Review the lines that follow and copy each one that contains the word "sweep".

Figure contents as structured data
(begin)
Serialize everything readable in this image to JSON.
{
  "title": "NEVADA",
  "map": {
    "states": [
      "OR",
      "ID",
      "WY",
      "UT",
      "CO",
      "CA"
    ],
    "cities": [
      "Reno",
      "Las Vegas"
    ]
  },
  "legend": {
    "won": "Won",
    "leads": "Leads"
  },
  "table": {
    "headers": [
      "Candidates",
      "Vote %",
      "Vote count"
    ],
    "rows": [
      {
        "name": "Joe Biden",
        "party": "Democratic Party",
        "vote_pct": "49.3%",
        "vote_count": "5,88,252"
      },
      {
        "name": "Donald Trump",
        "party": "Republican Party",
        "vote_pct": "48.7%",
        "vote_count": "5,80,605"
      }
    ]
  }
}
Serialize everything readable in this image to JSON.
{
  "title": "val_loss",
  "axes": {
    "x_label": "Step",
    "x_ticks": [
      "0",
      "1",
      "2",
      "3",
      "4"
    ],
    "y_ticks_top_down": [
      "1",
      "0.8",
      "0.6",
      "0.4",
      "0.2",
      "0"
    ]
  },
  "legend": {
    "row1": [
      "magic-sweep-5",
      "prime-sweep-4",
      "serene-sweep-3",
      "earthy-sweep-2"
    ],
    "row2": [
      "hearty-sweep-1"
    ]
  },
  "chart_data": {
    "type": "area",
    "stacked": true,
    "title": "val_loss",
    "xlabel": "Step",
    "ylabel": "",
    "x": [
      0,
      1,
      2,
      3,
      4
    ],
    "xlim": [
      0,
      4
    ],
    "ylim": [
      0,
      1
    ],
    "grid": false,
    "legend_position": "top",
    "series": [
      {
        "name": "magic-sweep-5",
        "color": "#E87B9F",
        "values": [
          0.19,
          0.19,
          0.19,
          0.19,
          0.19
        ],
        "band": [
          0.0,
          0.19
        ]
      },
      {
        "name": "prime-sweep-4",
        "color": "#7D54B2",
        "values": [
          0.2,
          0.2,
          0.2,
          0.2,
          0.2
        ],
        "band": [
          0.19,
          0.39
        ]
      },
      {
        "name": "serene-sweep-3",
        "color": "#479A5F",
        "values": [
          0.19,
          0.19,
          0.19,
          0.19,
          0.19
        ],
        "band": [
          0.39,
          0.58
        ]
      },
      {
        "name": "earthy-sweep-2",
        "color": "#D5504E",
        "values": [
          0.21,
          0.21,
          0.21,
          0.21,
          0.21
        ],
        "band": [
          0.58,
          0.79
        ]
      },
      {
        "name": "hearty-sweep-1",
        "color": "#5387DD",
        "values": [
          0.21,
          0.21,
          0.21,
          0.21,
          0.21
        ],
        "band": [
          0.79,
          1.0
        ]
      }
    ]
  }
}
(end)
### Exercise response:
      "magic-sweep-5",
      "prime-sweep-4",
      "serene-sweep-3",
      "earthy-sweep-2"
      "hearty-sweep-1"
        "name": "magic-sweep-5",
        "name": "prime-sweep-4",
        "name": "serene-sweep-3",
        "name": "earthy-sweep-2",
        "name": "hearty-sweep-1",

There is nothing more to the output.